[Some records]
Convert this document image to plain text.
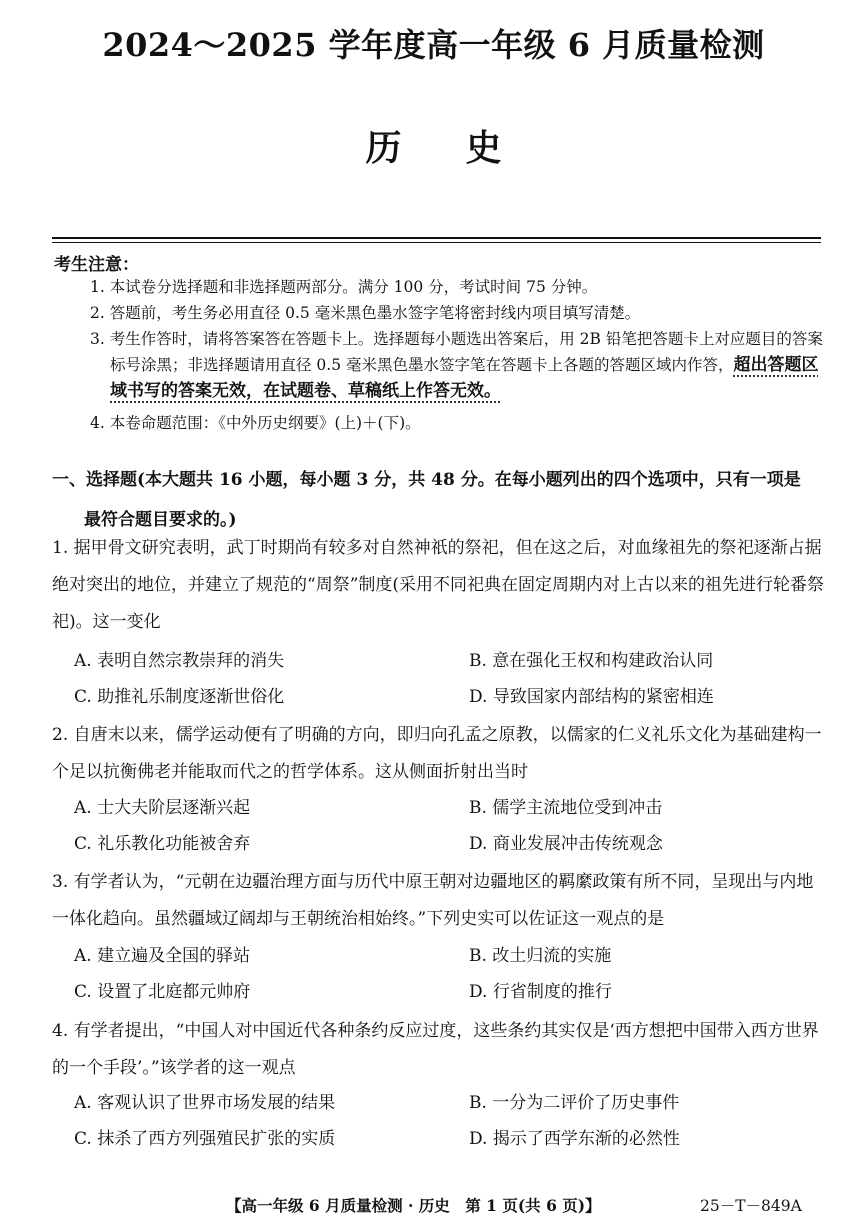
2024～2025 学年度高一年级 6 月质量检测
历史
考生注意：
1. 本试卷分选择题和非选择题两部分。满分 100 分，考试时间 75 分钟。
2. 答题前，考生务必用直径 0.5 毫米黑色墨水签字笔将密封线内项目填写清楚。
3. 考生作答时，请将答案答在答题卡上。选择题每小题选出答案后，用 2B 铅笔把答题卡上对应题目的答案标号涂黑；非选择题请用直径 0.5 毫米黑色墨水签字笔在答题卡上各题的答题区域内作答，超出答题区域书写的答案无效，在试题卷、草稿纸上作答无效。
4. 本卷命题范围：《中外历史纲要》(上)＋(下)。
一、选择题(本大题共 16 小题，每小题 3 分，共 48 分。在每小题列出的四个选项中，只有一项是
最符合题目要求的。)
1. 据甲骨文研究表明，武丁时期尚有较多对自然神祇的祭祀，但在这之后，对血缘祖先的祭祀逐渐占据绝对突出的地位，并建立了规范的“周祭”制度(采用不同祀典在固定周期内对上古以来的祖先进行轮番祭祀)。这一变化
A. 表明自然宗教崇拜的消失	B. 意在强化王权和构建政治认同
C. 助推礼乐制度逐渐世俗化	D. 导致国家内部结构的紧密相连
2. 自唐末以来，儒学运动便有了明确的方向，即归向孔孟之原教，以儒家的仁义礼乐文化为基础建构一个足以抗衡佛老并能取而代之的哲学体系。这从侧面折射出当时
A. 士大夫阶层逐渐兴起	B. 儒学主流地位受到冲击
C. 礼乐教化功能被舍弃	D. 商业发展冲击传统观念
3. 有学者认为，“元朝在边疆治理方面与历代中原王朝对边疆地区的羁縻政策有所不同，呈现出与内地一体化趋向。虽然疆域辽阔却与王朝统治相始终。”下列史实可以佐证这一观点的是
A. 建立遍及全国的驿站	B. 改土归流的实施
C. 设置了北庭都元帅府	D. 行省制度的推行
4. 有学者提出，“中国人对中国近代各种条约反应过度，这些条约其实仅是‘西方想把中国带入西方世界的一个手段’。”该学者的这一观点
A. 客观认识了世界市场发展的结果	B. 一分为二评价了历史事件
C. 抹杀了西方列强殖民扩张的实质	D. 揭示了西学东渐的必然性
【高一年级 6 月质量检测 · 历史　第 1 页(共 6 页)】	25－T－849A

...

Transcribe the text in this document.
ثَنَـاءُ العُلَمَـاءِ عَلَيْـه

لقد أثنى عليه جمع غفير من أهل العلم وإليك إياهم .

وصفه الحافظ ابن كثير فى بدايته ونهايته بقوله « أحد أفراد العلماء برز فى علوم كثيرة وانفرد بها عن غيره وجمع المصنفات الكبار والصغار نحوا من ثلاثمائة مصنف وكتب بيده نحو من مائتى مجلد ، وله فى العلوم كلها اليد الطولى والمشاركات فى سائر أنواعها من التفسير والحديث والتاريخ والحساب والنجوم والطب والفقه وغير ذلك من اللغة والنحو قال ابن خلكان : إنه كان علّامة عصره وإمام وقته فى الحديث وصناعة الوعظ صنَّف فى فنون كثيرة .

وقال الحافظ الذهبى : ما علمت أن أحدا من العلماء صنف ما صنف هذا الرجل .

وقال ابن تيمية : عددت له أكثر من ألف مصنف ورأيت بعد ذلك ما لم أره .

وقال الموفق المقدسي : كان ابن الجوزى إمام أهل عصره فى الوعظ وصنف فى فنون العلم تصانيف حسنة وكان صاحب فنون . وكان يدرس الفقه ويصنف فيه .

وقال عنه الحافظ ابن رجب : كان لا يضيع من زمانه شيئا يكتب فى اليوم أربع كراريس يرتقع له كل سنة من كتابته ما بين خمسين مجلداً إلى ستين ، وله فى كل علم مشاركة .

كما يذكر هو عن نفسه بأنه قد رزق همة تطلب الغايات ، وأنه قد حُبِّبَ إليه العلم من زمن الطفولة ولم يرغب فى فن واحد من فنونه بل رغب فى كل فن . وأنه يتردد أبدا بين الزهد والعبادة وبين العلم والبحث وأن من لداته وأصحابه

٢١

- [What is expected]: Reproduce each line from the records that contains the word "الوعظ".

- [Finished answer]:
وصفه الحافظ ابن كثير فى بدايته ونهايته بقوله « أحد أفراد العلماء برز فى علوم كثيرة وانفرد بها عن غيره وجمع المصنفات الكبار والصغار نحوا من ثلاثمائة مصنف وكتب بيده نحو من مائتى مجلد ، وله فى العلوم كلها اليد الطولى والمشاركات فى سائر أنواعها من التفسير والحديث والتاريخ والحساب والنجوم والطب والفقه وغير ذلك من اللغة والنحو قال ابن خلكان : إنه كان علّامة عصره وإمام وقته فى الحديث وصناعة الوعظ صنَّف فى فنون كثيرة .
وقال الموفق المقدسي : كان ابن الجوزى إمام أهل عصره فى الوعظ وصنف فى فنون العلم تصانيف حسنة وكان صاحب فنون . وكان يدرس الفقه ويصنف فيه .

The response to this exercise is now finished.